Figure record listings
********

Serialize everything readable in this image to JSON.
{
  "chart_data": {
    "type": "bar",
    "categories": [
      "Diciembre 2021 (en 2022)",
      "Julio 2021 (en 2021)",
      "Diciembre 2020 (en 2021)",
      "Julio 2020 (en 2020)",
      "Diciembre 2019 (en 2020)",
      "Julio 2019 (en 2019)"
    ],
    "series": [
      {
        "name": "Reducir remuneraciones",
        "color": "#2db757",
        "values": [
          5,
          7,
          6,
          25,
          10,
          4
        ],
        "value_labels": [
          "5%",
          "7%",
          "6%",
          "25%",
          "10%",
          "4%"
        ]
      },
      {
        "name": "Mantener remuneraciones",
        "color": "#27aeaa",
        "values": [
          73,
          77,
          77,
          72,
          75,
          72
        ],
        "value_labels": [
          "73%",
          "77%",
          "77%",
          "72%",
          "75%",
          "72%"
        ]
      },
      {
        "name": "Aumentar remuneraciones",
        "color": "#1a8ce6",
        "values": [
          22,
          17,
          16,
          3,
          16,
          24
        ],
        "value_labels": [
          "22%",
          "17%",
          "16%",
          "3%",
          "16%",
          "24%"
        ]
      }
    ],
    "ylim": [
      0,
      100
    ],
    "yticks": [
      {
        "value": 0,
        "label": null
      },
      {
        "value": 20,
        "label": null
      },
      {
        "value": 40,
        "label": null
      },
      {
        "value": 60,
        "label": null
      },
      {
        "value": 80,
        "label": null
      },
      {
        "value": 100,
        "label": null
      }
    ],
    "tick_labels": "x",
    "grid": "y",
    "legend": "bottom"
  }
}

********

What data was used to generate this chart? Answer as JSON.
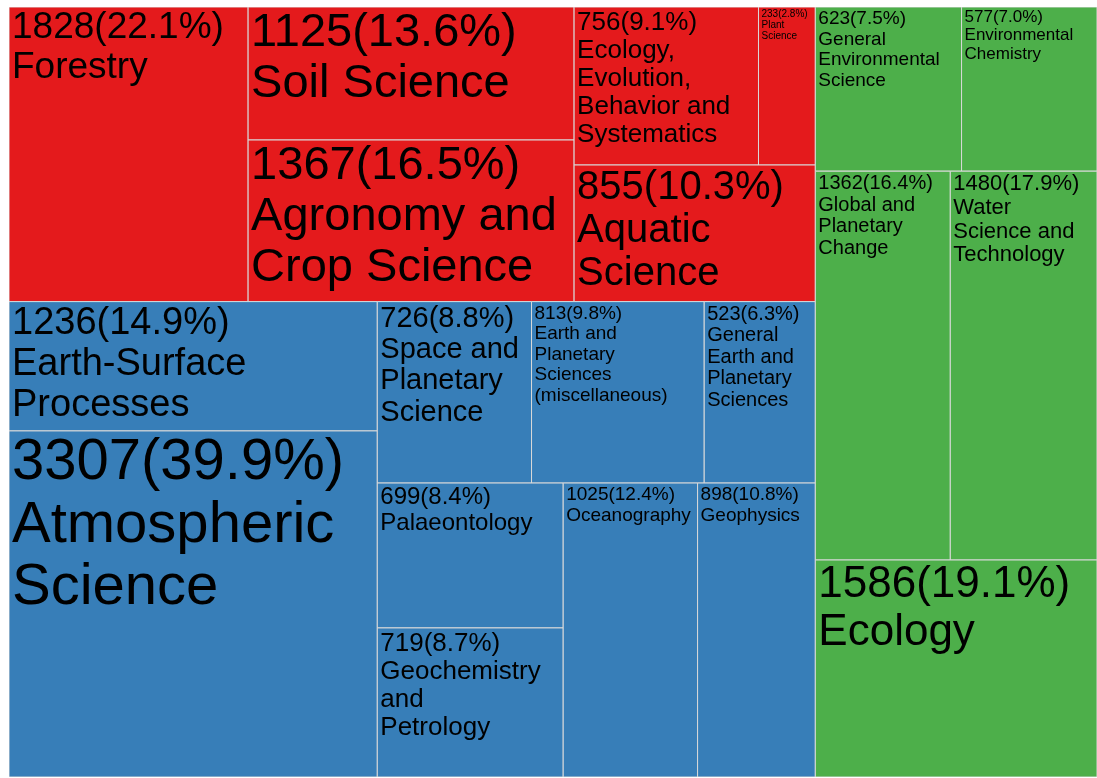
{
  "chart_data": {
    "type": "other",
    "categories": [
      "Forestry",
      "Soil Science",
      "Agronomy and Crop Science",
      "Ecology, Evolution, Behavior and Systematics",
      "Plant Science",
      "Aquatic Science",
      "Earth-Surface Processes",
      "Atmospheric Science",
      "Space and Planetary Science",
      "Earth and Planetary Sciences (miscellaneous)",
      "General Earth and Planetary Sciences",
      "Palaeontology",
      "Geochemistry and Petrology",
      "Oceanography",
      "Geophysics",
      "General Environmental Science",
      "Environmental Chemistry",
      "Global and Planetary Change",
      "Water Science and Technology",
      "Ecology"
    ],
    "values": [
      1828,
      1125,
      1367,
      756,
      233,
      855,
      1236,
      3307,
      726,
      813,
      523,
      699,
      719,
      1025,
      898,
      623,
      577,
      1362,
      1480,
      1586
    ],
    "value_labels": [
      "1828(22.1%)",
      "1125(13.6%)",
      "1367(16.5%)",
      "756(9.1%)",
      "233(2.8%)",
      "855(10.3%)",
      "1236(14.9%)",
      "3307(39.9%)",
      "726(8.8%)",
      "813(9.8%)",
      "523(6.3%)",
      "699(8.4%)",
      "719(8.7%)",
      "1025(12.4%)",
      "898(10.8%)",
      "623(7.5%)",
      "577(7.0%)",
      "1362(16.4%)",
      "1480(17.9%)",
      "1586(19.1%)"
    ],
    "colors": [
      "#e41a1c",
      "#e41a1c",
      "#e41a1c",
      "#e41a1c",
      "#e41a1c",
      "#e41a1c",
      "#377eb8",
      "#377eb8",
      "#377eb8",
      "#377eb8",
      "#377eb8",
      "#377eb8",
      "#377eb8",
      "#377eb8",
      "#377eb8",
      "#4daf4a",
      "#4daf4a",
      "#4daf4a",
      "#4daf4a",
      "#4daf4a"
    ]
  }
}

********

▶ **What is needed**
Show every line in the records above that contains the word "Planetary".

▶ **Written answer**
      "Space and Planetary Science",
      "Earth and Planetary Sciences (miscellaneous)",
      "General Earth and Planetary Sciences",
      "Global and Planetary Change",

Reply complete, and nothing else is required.